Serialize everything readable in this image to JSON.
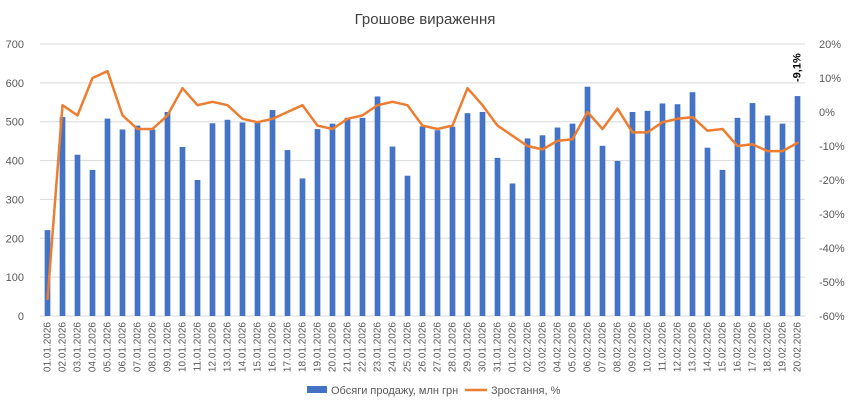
{
  "chart_data": {
    "type": "bar",
    "title": "Грошове вираження",
    "categories": [
      "01.01.2026",
      "02.01.2026",
      "03.01.2026",
      "04.01.2026",
      "05.01.2026",
      "06.01.2026",
      "07.01.2026",
      "08.01.2026",
      "09.01.2026",
      "10.01.2026",
      "11.01.2026",
      "12.01.2026",
      "13.01.2026",
      "14.01.2026",
      "15.01.2026",
      "16.01.2026",
      "17.01.2026",
      "18.01.2026",
      "19.01.2026",
      "20.01.2026",
      "21.01.2026",
      "22.01.2026",
      "23.01.2026",
      "24.01.2026",
      "25.01.2026",
      "26.01.2026",
      "27.01.2026",
      "28.01.2026",
      "29.01.2026",
      "30.01.2026",
      "31.01.2026",
      "01.02.2026",
      "02.02.2026",
      "03.02.2026",
      "04.02.2026",
      "05.02.2026",
      "06.02.2026",
      "07.02.2026",
      "08.02.2026",
      "09.02.2026",
      "10.02.2026",
      "11.02.2026",
      "12.02.2026",
      "13.02.2026",
      "14.02.2026",
      "15.02.2026",
      "16.02.2026",
      "17.02.2026",
      "18.02.2026",
      "19.02.2026",
      "20.02.2026"
    ],
    "series": [
      {
        "name": "Обсяги продажу, млн грн",
        "type": "bar",
        "axis": "left",
        "color": "#4472C4",
        "values": [
          221,
          512,
          415,
          376,
          508,
          480,
          490,
          480,
          525,
          435,
          350,
          496,
          505,
          498,
          500,
          530,
          427,
          354,
          481,
          495,
          510,
          510,
          565,
          436,
          361,
          488,
          478,
          487,
          522,
          525,
          407,
          341,
          457,
          465,
          485,
          495,
          590,
          438,
          399,
          525,
          528,
          547,
          545,
          576,
          433,
          376,
          510,
          548,
          516,
          495,
          566
        ]
      },
      {
        "name": "Зростання, %",
        "type": "line",
        "axis": "right",
        "color": "#ED7D31",
        "values": [
          -55,
          2,
          -1,
          10,
          12,
          -1,
          -5,
          -5,
          -1,
          7,
          2,
          3,
          2,
          -2,
          -3,
          -2,
          0,
          2,
          -4,
          -5,
          -2,
          -1,
          2,
          3,
          2,
          -4,
          -5,
          -4,
          7,
          2,
          -4,
          -7,
          -10,
          -11,
          -8.5,
          -8,
          0,
          -5,
          1,
          -6,
          -6,
          -3,
          -2,
          -1.5,
          -5.5,
          -5,
          -10,
          -9.5,
          -11.5,
          -11.5,
          -9.1
        ]
      }
    ],
    "y_left": {
      "ylim": [
        0,
        700
      ],
      "ticks": [
        0,
        100,
        200,
        300,
        400,
        500,
        600,
        700
      ]
    },
    "y_right": {
      "ylim": [
        -60,
        20
      ],
      "ticks": [
        -60,
        -50,
        -40,
        -30,
        -20,
        -10,
        0,
        10,
        20
      ],
      "format": "percent"
    },
    "annotations": [
      {
        "category": "20.02.2026",
        "series": "Зростання, %",
        "text": "-9,1%"
      }
    ],
    "grid": true,
    "legend": "bottom",
    "xlabel": "",
    "ylabel": ""
  }
}
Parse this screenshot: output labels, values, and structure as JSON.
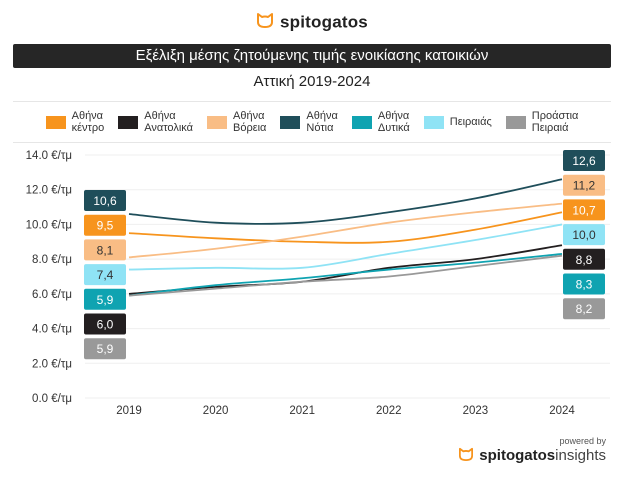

Direction:
Reproduce every record above exactly, but leave out the pictures.

Task solution:
Serialize everything readable in this image to JSON.
{
  "chart_data": {
    "type": "bar",
    "title": "Грошове вираження",
    "categories": [
      "01.01.2026",
      "02.01.2026",
      "03.01.2026",
      "04.01.2026",
      "05.01.2026",
      "06.01.2026",
      "07.01.2026",
      "08.01.2026",
      "09.01.2026",
      "10.01.2026",
      "11.01.2026",
      "12.01.2026",
      "13.01.2026",
      "14.01.2026",
      "15.01.2026",
      "16.01.2026",
      "17.01.2026",
      "18.01.2026",
      "19.01.2026",
      "20.01.2026",
      "21.01.2026",
      "22.01.2026",
      "23.01.2026",
      "24.01.2026",
      "25.01.2026",
      "26.01.2026",
      "27.01.2026",
      "28.01.2026",
      "29.01.2026",
      "30.01.2026",
      "31.01.2026",
      "01.02.2026",
      "02.02.2026",
      "03.02.2026",
      "04.02.2026",
      "05.02.2026",
      "06.02.2026",
      "07.02.2026",
      "08.02.2026",
      "09.02.2026",
      "10.02.2026",
      "11.02.2026",
      "12.02.2026",
      "13.02.2026",
      "14.02.2026",
      "15.02.2026",
      "16.02.2026",
      "17.02.2026",
      "18.02.2026",
      "19.02.2026",
      "20.02.2026"
    ],
    "series": [
      {
        "name": "Обсяги продажу, млн грн",
        "type": "bar",
        "axis": "left",
        "color": "#4472C4",
        "values": [
          221,
          512,
          415,
          376,
          508,
          480,
          490,
          480,
          525,
          435,
          350,
          496,
          505,
          498,
          500,
          530,
          427,
          354,
          481,
          495,
          510,
          510,
          565,
          436,
          361,
          488,
          478,
          487,
          522,
          525,
          407,
          341,
          457,
          465,
          485,
          495,
          590,
          438,
          399,
          525,
          528,
          547,
          545,
          576,
          433,
          376,
          510,
          548,
          516,
          495,
          566
        ]
      },
      {
        "name": "Зростання, %",
        "type": "line",
        "axis": "right",
        "color": "#ED7D31",
        "values": [
          -55,
          2,
          -1,
          10,
          12,
          -1,
          -5,
          -5,
          -1,
          7,
          2,
          3,
          2,
          -2,
          -3,
          -2,
          0,
          2,
          -4,
          -5,
          -2,
          -1,
          2,
          3,
          2,
          -4,
          -5,
          -4,
          7,
          2,
          -4,
          -7,
          -10,
          -11,
          -8.5,
          -8,
          0,
          -5,
          1,
          -6,
          -6,
          -3,
          -2,
          -1.5,
          -5.5,
          -5,
          -10,
          -9.5,
          -11.5,
          -11.5,
          -9.1
        ]
      }
    ],
    "y_left": {
      "ylim": [
        0,
        700
      ],
      "ticks": [
        0,
        100,
        200,
        300,
        400,
        500,
        600,
        700
      ]
    },
    "y_right": {
      "ylim": [
        -60,
        20
      ],
      "ticks": [
        -60,
        -50,
        -40,
        -30,
        -20,
        -10,
        0,
        10,
        20
      ],
      "format": "percent"
    },
    "annotations": [
      {
        "category": "20.02.2026",
        "series": "Зростання, %",
        "text": "-9,1%"
      }
    ],
    "grid": true,
    "legend": "bottom",
    "xlabel": "",
    "ylabel": ""
  }
}
Parse this screenshot: output labels, values, and structure as JSON.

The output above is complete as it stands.